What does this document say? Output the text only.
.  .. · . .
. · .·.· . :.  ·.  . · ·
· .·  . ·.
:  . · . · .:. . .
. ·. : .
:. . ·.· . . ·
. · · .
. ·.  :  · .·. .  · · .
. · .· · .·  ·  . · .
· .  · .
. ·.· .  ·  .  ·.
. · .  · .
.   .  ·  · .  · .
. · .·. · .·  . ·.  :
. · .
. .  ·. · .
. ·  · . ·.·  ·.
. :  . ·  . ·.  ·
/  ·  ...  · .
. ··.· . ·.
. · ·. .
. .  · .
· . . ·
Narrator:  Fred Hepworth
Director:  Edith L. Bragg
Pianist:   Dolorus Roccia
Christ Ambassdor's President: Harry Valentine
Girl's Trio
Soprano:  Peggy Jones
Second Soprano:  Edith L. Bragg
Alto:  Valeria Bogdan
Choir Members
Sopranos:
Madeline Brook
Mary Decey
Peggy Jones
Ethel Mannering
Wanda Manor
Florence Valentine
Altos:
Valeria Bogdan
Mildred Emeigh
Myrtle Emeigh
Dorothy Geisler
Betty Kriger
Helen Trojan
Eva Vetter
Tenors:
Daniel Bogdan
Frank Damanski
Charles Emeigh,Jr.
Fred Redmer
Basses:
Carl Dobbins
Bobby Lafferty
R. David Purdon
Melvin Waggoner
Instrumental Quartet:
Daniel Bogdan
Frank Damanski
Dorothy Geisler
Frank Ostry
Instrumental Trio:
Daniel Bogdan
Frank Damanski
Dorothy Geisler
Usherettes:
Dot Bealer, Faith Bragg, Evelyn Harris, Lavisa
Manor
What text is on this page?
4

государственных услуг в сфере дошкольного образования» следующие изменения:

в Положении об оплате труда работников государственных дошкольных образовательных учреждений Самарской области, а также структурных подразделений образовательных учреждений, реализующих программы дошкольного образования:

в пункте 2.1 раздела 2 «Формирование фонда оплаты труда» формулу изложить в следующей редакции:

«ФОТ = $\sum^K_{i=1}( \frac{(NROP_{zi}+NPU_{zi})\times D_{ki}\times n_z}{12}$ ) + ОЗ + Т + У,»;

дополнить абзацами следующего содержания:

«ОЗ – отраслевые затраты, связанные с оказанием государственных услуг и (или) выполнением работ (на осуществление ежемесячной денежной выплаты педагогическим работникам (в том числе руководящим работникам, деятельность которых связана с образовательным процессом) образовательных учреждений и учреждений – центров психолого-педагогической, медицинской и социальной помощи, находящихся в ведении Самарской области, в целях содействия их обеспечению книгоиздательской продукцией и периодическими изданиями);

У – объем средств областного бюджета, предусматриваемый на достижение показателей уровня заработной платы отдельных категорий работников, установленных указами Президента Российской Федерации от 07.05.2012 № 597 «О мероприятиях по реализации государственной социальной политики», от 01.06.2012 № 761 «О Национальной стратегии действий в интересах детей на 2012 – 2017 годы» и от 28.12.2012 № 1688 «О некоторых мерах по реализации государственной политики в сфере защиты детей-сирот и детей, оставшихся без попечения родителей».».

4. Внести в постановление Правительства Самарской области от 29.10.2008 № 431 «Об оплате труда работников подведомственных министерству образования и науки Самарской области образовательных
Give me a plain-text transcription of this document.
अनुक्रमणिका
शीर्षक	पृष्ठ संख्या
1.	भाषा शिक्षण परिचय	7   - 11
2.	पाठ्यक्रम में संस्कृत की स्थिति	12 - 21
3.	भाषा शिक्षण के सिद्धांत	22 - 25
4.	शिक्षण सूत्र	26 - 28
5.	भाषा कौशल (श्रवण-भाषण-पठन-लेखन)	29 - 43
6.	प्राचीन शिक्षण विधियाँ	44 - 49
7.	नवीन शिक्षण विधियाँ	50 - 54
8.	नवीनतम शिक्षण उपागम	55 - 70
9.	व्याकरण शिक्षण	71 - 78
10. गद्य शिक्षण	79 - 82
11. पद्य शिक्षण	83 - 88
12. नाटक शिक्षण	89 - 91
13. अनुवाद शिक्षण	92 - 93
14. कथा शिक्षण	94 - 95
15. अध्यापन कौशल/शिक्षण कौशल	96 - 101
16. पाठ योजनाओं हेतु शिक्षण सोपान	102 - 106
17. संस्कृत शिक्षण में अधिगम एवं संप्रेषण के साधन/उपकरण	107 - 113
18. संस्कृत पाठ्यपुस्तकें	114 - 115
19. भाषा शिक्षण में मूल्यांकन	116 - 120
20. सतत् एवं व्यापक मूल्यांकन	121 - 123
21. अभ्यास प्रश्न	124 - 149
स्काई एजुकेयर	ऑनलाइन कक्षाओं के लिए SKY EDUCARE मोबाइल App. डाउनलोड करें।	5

TASK DESCRIPTION: Report how many lines in the records above contain the word "услуг", giving only the number.

PROBLEM SOLUTION: 2